▸ What you are asked to do: Write out the data again exactly, skipping every picture.

Dataset entries on figures

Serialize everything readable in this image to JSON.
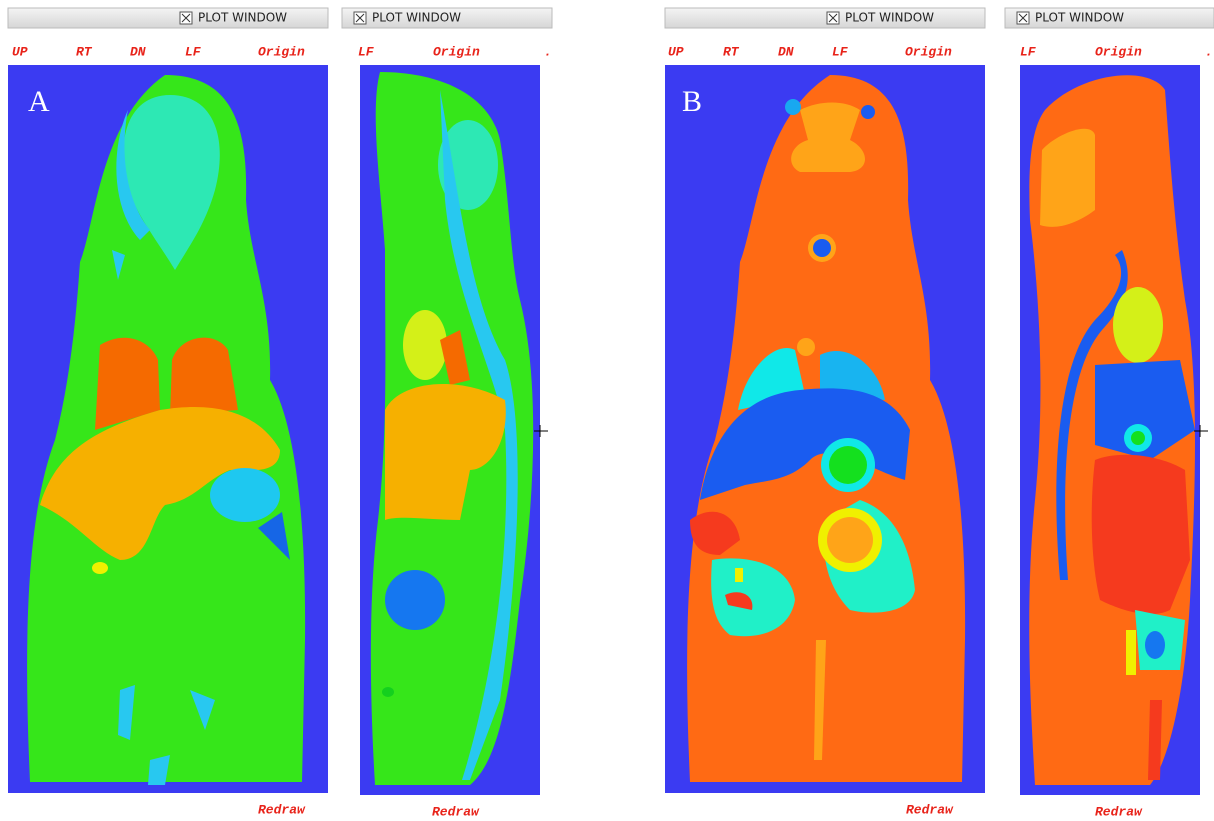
{
  "windows": [
    {
      "title": "PLOT WINDOW",
      "toolbar": [
        "UP",
        "RT",
        "DN",
        "LF",
        "Origin"
      ],
      "label": "A",
      "footer": "Redraw"
    },
    {
      "title": "PLOT WINDOW",
      "toolbar": [
        "LF",
        "Origin",
        "."
      ],
      "footer": "Redraw"
    },
    {
      "title": "PLOT WINDOW",
      "toolbar": [
        "UP",
        "RT",
        "DN",
        "LF",
        "Origin"
      ],
      "label": "B",
      "footer": "Redraw"
    },
    {
      "title": "PLOT WINDOW",
      "toolbar": [
        "LF",
        "Origin",
        "."
      ],
      "footer": "Redraw"
    }
  ]
}
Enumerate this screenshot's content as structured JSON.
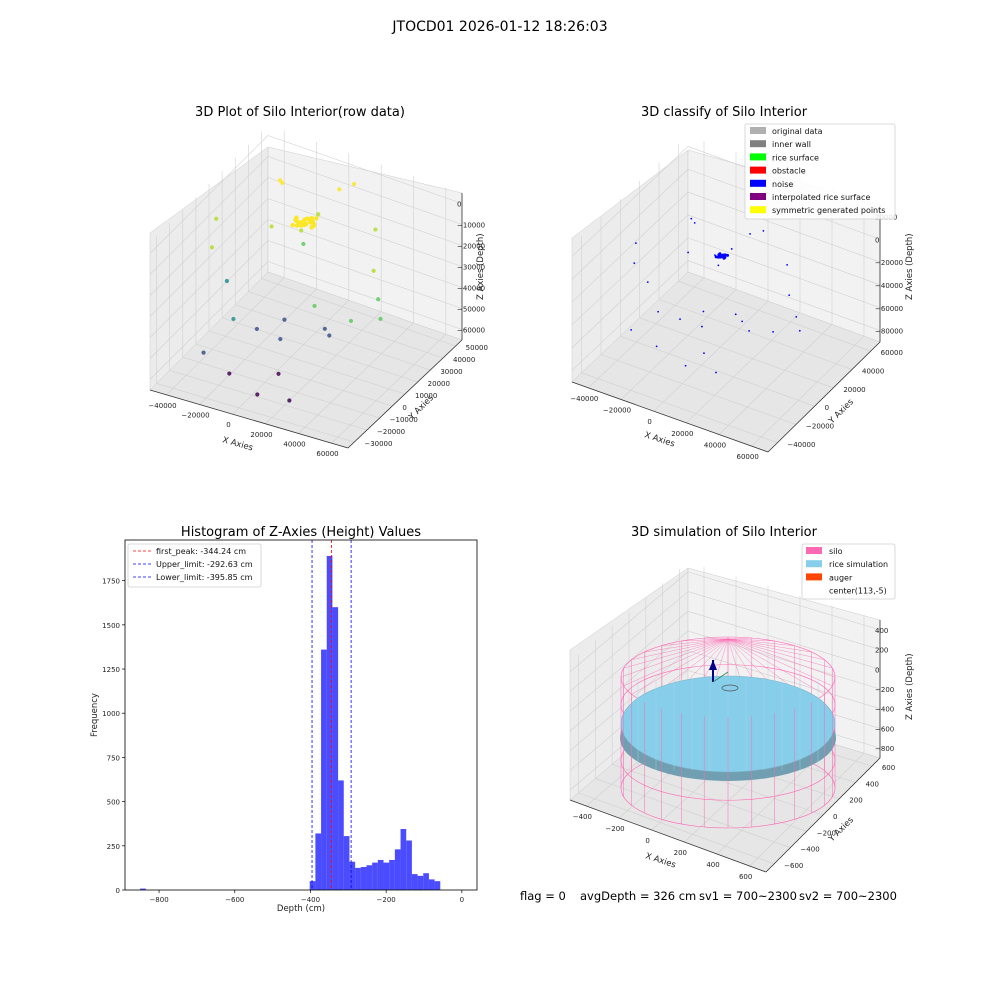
{
  "suptitle": "JTOCD01 2026-01-12 18:26:03",
  "footer": {
    "flag": "flag = 0",
    "avg": "avgDepth = 326 cm",
    "sv1": "sv1 = 700~2300",
    "sv2": "sv2 = 700~2300"
  },
  "chart_data": [
    {
      "type": "scatter",
      "title": "3D Plot of Silo Interior(row data)",
      "xlabel": "X Axies",
      "ylabel": "Y Axies",
      "zlabel": "Z Axies (Depth)",
      "xticks": [
        "−40000",
        "−20000",
        "0",
        "20000",
        "40000",
        "60000"
      ],
      "yticks": [
        "−30000",
        "−20000",
        "−10000",
        "0",
        "10000",
        "20000",
        "30000",
        "40000",
        "50000"
      ],
      "zticks": [
        "0",
        "−10000",
        "−20000",
        "−30000",
        "−40000",
        "−50000",
        "−60000"
      ],
      "colormap": "viridis",
      "points": [
        [
          -45000,
          10000,
          -12000
        ],
        [
          -40000,
          0,
          -18000
        ],
        [
          -30000,
          40000,
          -8000
        ],
        [
          -25000,
          35000,
          -5000
        ],
        [
          -20000,
          20000,
          -15000
        ],
        [
          -10000,
          30000,
          -20000
        ],
        [
          -5000,
          25000,
          -22000
        ],
        [
          0,
          30000,
          -10000
        ],
        [
          5000,
          40000,
          -3000
        ],
        [
          10000,
          45000,
          -2000
        ],
        [
          30000,
          35000,
          -12000
        ],
        [
          40000,
          20000,
          -20000
        ],
        [
          50000,
          10000,
          -25000
        ],
        [
          55000,
          5000,
          -30000
        ],
        [
          45000,
          -5000,
          -28000
        ],
        [
          20000,
          0,
          -30000
        ],
        [
          -20000,
          -10000,
          -40000
        ],
        [
          -10000,
          -5000,
          -45000
        ],
        [
          0,
          0,
          -50000
        ],
        [
          10000,
          -15000,
          -55000
        ],
        [
          -30000,
          -20000,
          -52000
        ],
        [
          -15000,
          -20000,
          -58000
        ],
        [
          5000,
          -25000,
          -60000
        ],
        [
          20000,
          -20000,
          -62000
        ],
        [
          -5000,
          10000,
          -48000
        ],
        [
          15000,
          15000,
          -50000
        ],
        [
          25000,
          5000,
          -45000
        ],
        [
          -35000,
          5000,
          -35000
        ]
      ],
      "cluster": {
        "x": 0,
        "y": 20000,
        "z": -8000,
        "color": "#fde725"
      }
    },
    {
      "type": "scatter",
      "title": "3D classify of Silo Interior",
      "xlabel": "X Axies",
      "ylabel": "Y Axies",
      "zlabel": "Z Axies (Depth)",
      "xticks": [
        "−40000",
        "−20000",
        "0",
        "20000",
        "40000",
        "60000"
      ],
      "yticks": [
        "−40000",
        "−20000",
        "0",
        "20000",
        "40000",
        "60000"
      ],
      "zticks": [
        "20000",
        "0",
        "−20000",
        "−40000",
        "−60000",
        "−80000"
      ],
      "legend": [
        {
          "label": "original data",
          "color": "#b0b0b0"
        },
        {
          "label": "inner wall",
          "color": "#808080"
        },
        {
          "label": "rice surface",
          "color": "#00ff00"
        },
        {
          "label": "obstacle",
          "color": "#ff0000"
        },
        {
          "label": "noise",
          "color": "#0000ff"
        },
        {
          "label": "interpolated rice surface",
          "color": "#800080"
        },
        {
          "label": "symmetric generated points",
          "color": "#ffff00"
        }
      ],
      "noise_color": "#0000ff"
    },
    {
      "type": "bar",
      "title": "Histogram of Z-Axies (Height) Values",
      "xlabel": "Depth (cm)",
      "ylabel": "Frequency",
      "xlim": [
        -890,
        40
      ],
      "ylim": [
        0,
        1980
      ],
      "xticks": [
        -800,
        -600,
        -400,
        -200,
        0
      ],
      "yticks": [
        0,
        250,
        500,
        750,
        1000,
        1250,
        1500,
        1750
      ],
      "bar_color": "#0000ff",
      "bin_width": 15,
      "bins": [
        {
          "x0": -850,
          "count": 8
        },
        {
          "x0": -402,
          "count": 50
        },
        {
          "x0": -387,
          "count": 320
        },
        {
          "x0": -372,
          "count": 1360
        },
        {
          "x0": -357,
          "count": 1890
        },
        {
          "x0": -342,
          "count": 1600
        },
        {
          "x0": -327,
          "count": 620
        },
        {
          "x0": -312,
          "count": 305
        },
        {
          "x0": -297,
          "count": 160
        },
        {
          "x0": -282,
          "count": 125
        },
        {
          "x0": -267,
          "count": 130
        },
        {
          "x0": -252,
          "count": 140
        },
        {
          "x0": -237,
          "count": 155
        },
        {
          "x0": -222,
          "count": 170
        },
        {
          "x0": -207,
          "count": 155
        },
        {
          "x0": -192,
          "count": 170
        },
        {
          "x0": -177,
          "count": 230
        },
        {
          "x0": -162,
          "count": 345
        },
        {
          "x0": -147,
          "count": 280
        },
        {
          "x0": -132,
          "count": 90
        },
        {
          "x0": -117,
          "count": 80
        },
        {
          "x0": -102,
          "count": 95
        },
        {
          "x0": -87,
          "count": 60
        },
        {
          "x0": -72,
          "count": 50
        }
      ],
      "vlines": [
        {
          "label": "first_peak: -344.24 cm",
          "x": -344.24,
          "color": "#ff0000"
        },
        {
          "label": "Upper_limit: -292.63 cm",
          "x": -292.63,
          "color": "#0000ff"
        },
        {
          "label": "Lower_limit: -395.85 cm",
          "x": -395.85,
          "color": "#0000ff"
        }
      ]
    },
    {
      "type": "surface",
      "title": "3D simulation of Silo Interior",
      "xlabel": "X Axies",
      "ylabel": "Y Axies",
      "zlabel": "Z Axies (Depth)",
      "xticks": [
        "−400",
        "−200",
        "0",
        "200",
        "400",
        "600"
      ],
      "yticks": [
        "−600",
        "−400",
        "−200",
        "0",
        "200",
        "400",
        "600"
      ],
      "zticks": [
        "400",
        "200",
        "0",
        "−200",
        "−400",
        "−600",
        "−800"
      ],
      "legend": [
        {
          "label": "silo",
          "color": "#ff69b4"
        },
        {
          "label": "rice simulation",
          "color": "#87ceeb"
        },
        {
          "label": "auger",
          "color": "#ff4500"
        },
        {
          "label": "center(113,-5)",
          "color": ""
        }
      ],
      "silo_color": "#ff69b4",
      "rice_color": "#87ceeb"
    }
  ]
}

▸ Task output:
Serialize everything readable in this image to JSON.
{
  "windows": [
    {
      "title": "PLOT WINDOW",
      "toolbar": [
        "UP",
        "RT",
        "DN",
        "LF",
        "Origin"
      ],
      "label": "A",
      "footer": "Redraw"
    },
    {
      "title": "PLOT WINDOW",
      "toolbar": [
        "LF",
        "Origin",
        "."
      ],
      "footer": "Redraw"
    },
    {
      "title": "PLOT WINDOW",
      "toolbar": [
        "UP",
        "RT",
        "DN",
        "LF",
        "Origin"
      ],
      "label": "B",
      "footer": "Redraw"
    },
    {
      "title": "PLOT WINDOW",
      "toolbar": [
        "LF",
        "Origin",
        "."
      ],
      "footer": "Redraw"
    }
  ]
}
Enumerate this screenshot's content as structured JSON.
{
  "suptitle": "JTOCD01 2026-01-12 18:26:03",
  "footer": {
    "flag": "flag = 0",
    "avg": "avgDepth = 326 cm",
    "sv1": "sv1 = 700~2300",
    "sv2": "sv2 = 700~2300"
  },
  "chart_data": [
    {
      "type": "scatter",
      "title": "3D Plot of Silo Interior(row data)",
      "xlabel": "X Axies",
      "ylabel": "Y Axies",
      "zlabel": "Z Axies (Depth)",
      "xticks": [
        "−40000",
        "−20000",
        "0",
        "20000",
        "40000",
        "60000"
      ],
      "yticks": [
        "−30000",
        "−20000",
        "−10000",
        "0",
        "10000",
        "20000",
        "30000",
        "40000",
        "50000"
      ],
      "zticks": [
        "0",
        "−10000",
        "−20000",
        "−30000",
        "−40000",
        "−50000",
        "−60000"
      ],
      "colormap": "viridis",
      "points": [
        [
          -45000,
          10000,
          -12000
        ],
        [
          -40000,
          0,
          -18000
        ],
        [
          -30000,
          40000,
          -8000
        ],
        [
          -25000,
          35000,
          -5000
        ],
        [
          -20000,
          20000,
          -15000
        ],
        [
          -10000,
          30000,
          -20000
        ],
        [
          -5000,
          25000,
          -22000
        ],
        [
          0,
          30000,
          -10000
        ],
        [
          5000,
          40000,
          -3000
        ],
        [
          10000,
          45000,
          -2000
        ],
        [
          30000,
          35000,
          -12000
        ],
        [
          40000,
          20000,
          -20000
        ],
        [
          50000,
          10000,
          -25000
        ],
        [
          55000,
          5000,
          -30000
        ],
        [
          45000,
          -5000,
          -28000
        ],
        [
          20000,
          0,
          -30000
        ],
        [
          -20000,
          -10000,
          -40000
        ],
        [
          -10000,
          -5000,
          -45000
        ],
        [
          0,
          0,
          -50000
        ],
        [
          10000,
          -15000,
          -55000
        ],
        [
          -30000,
          -20000,
          -52000
        ],
        [
          -15000,
          -20000,
          -58000
        ],
        [
          5000,
          -25000,
          -60000
        ],
        [
          20000,
          -20000,
          -62000
        ],
        [
          -5000,
          10000,
          -48000
        ],
        [
          15000,
          15000,
          -50000
        ],
        [
          25000,
          5000,
          -45000
        ],
        [
          -35000,
          5000,
          -35000
        ]
      ],
      "cluster": {
        "x": 0,
        "y": 20000,
        "z": -8000,
        "color": "#fde725"
      }
    },
    {
      "type": "scatter",
      "title": "3D classify of Silo Interior",
      "xlabel": "X Axies",
      "ylabel": "Y Axies",
      "zlabel": "Z Axies (Depth)",
      "xticks": [
        "−40000",
        "−20000",
        "0",
        "20000",
        "40000",
        "60000"
      ],
      "yticks": [
        "−40000",
        "−20000",
        "0",
        "20000",
        "40000",
        "60000"
      ],
      "zticks": [
        "20000",
        "0",
        "−20000",
        "−40000",
        "−60000",
        "−80000"
      ],
      "legend": [
        {
          "label": "original data",
          "color": "#b0b0b0"
        },
        {
          "label": "inner wall",
          "color": "#808080"
        },
        {
          "label": "rice surface",
          "color": "#00ff00"
        },
        {
          "label": "obstacle",
          "color": "#ff0000"
        },
        {
          "label": "noise",
          "color": "#0000ff"
        },
        {
          "label": "interpolated rice surface",
          "color": "#800080"
        },
        {
          "label": "symmetric generated points",
          "color": "#ffff00"
        }
      ],
      "noise_color": "#0000ff"
    },
    {
      "type": "bar",
      "title": "Histogram of Z-Axies (Height) Values",
      "xlabel": "Depth (cm)",
      "ylabel": "Frequency",
      "xlim": [
        -890,
        40
      ],
      "ylim": [
        0,
        1980
      ],
      "xticks": [
        -800,
        -600,
        -400,
        -200,
        0
      ],
      "yticks": [
        0,
        250,
        500,
        750,
        1000,
        1250,
        1500,
        1750
      ],
      "bar_color": "#0000ff",
      "bin_width": 15,
      "bins": [
        {
          "x0": -850,
          "count": 8
        },
        {
          "x0": -402,
          "count": 50
        },
        {
          "x0": -387,
          "count": 320
        },
        {
          "x0": -372,
          "count": 1360
        },
        {
          "x0": -357,
          "count": 1890
        },
        {
          "x0": -342,
          "count": 1600
        },
        {
          "x0": -327,
          "count": 620
        },
        {
          "x0": -312,
          "count": 305
        },
        {
          "x0": -297,
          "count": 160
        },
        {
          "x0": -282,
          "count": 125
        },
        {
          "x0": -267,
          "count": 130
        },
        {
          "x0": -252,
          "count": 140
        },
        {
          "x0": -237,
          "count": 155
        },
        {
          "x0": -222,
          "count": 170
        },
        {
          "x0": -207,
          "count": 155
        },
        {
          "x0": -192,
          "count": 170
        },
        {
          "x0": -177,
          "count": 230
        },
        {
          "x0": -162,
          "count": 345
        },
        {
          "x0": -147,
          "count": 280
        },
        {
          "x0": -132,
          "count": 90
        },
        {
          "x0": -117,
          "count": 80
        },
        {
          "x0": -102,
          "count": 95
        },
        {
          "x0": -87,
          "count": 60
        },
        {
          "x0": -72,
          "count": 50
        }
      ],
      "vlines": [
        {
          "label": "first_peak: -344.24 cm",
          "x": -344.24,
          "color": "#ff0000"
        },
        {
          "label": "Upper_limit: -292.63 cm",
          "x": -292.63,
          "color": "#0000ff"
        },
        {
          "label": "Lower_limit: -395.85 cm",
          "x": -395.85,
          "color": "#0000ff"
        }
      ]
    },
    {
      "type": "surface",
      "title": "3D simulation of Silo Interior",
      "xlabel": "X Axies",
      "ylabel": "Y Axies",
      "zlabel": "Z Axies (Depth)",
      "xticks": [
        "−400",
        "−200",
        "0",
        "200",
        "400",
        "600"
      ],
      "yticks": [
        "−600",
        "−400",
        "−200",
        "0",
        "200",
        "400",
        "600"
      ],
      "zticks": [
        "400",
        "200",
        "0",
        "−200",
        "−400",
        "−600",
        "−800"
      ],
      "legend": [
        {
          "label": "silo",
          "color": "#ff69b4"
        },
        {
          "label": "rice simulation",
          "color": "#87ceeb"
        },
        {
          "label": "auger",
          "color": "#ff4500"
        },
        {
          "label": "center(113,-5)",
          "color": ""
        }
      ],
      "silo_color": "#ff69b4",
      "rice_color": "#87ceeb"
    }
  ]
}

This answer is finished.